What you need to do. Retype all the entries word for word, but omit the pictures.

Data extract.
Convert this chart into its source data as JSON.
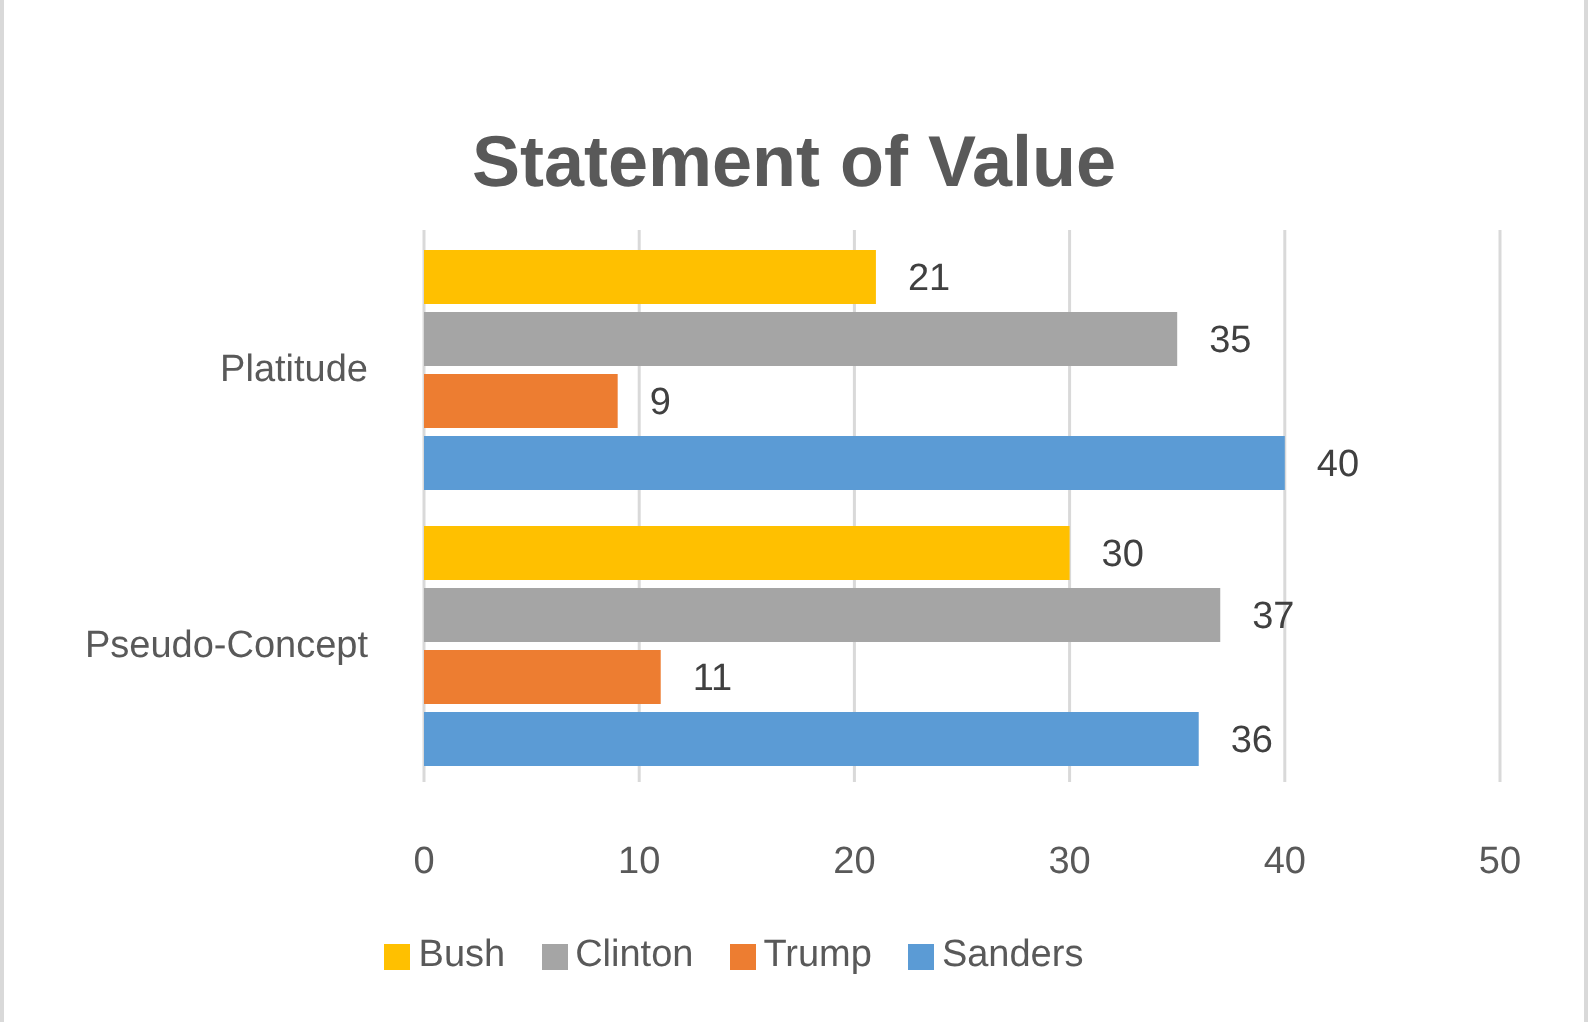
{
  "chart_data": {
    "type": "bar",
    "orientation": "horizontal",
    "title": "Statement of Value",
    "categories": [
      "Platitude",
      "Pseudo-Concept"
    ],
    "series": [
      {
        "name": "Bush",
        "color": "#ffc000",
        "values": [
          21,
          30
        ]
      },
      {
        "name": "Clinton",
        "color": "#a5a5a5",
        "values": [
          35,
          37
        ]
      },
      {
        "name": "Trump",
        "color": "#ed7d31",
        "values": [
          9,
          11
        ]
      },
      {
        "name": "Sanders",
        "color": "#5b9bd5",
        "values": [
          40,
          36
        ]
      }
    ],
    "xlim": [
      0,
      50
    ],
    "xticks": [
      0,
      10,
      20,
      30,
      40,
      50
    ],
    "grid": "x",
    "legend": "bottom",
    "data_labels": true
  }
}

Answer to this problem.
Convert this chart into its source data as JSON.
{
  "chart_data": {
    "type": "bar",
    "orientation": "horizontal",
    "title": "Statement of Value",
    "categories": [
      "Platitude",
      "Pseudo-Concept"
    ],
    "series": [
      {
        "name": "Bush",
        "color": "#ffc000",
        "values": [
          21,
          30
        ]
      },
      {
        "name": "Clinton",
        "color": "#a5a5a5",
        "values": [
          35,
          37
        ]
      },
      {
        "name": "Trump",
        "color": "#ed7d31",
        "values": [
          9,
          11
        ]
      },
      {
        "name": "Sanders",
        "color": "#5b9bd5",
        "values": [
          40,
          36
        ]
      }
    ],
    "xlim": [
      0,
      50
    ],
    "xticks": [
      0,
      10,
      20,
      30,
      40,
      50
    ],
    "grid": "x",
    "legend": "bottom",
    "data_labels": true
  }
}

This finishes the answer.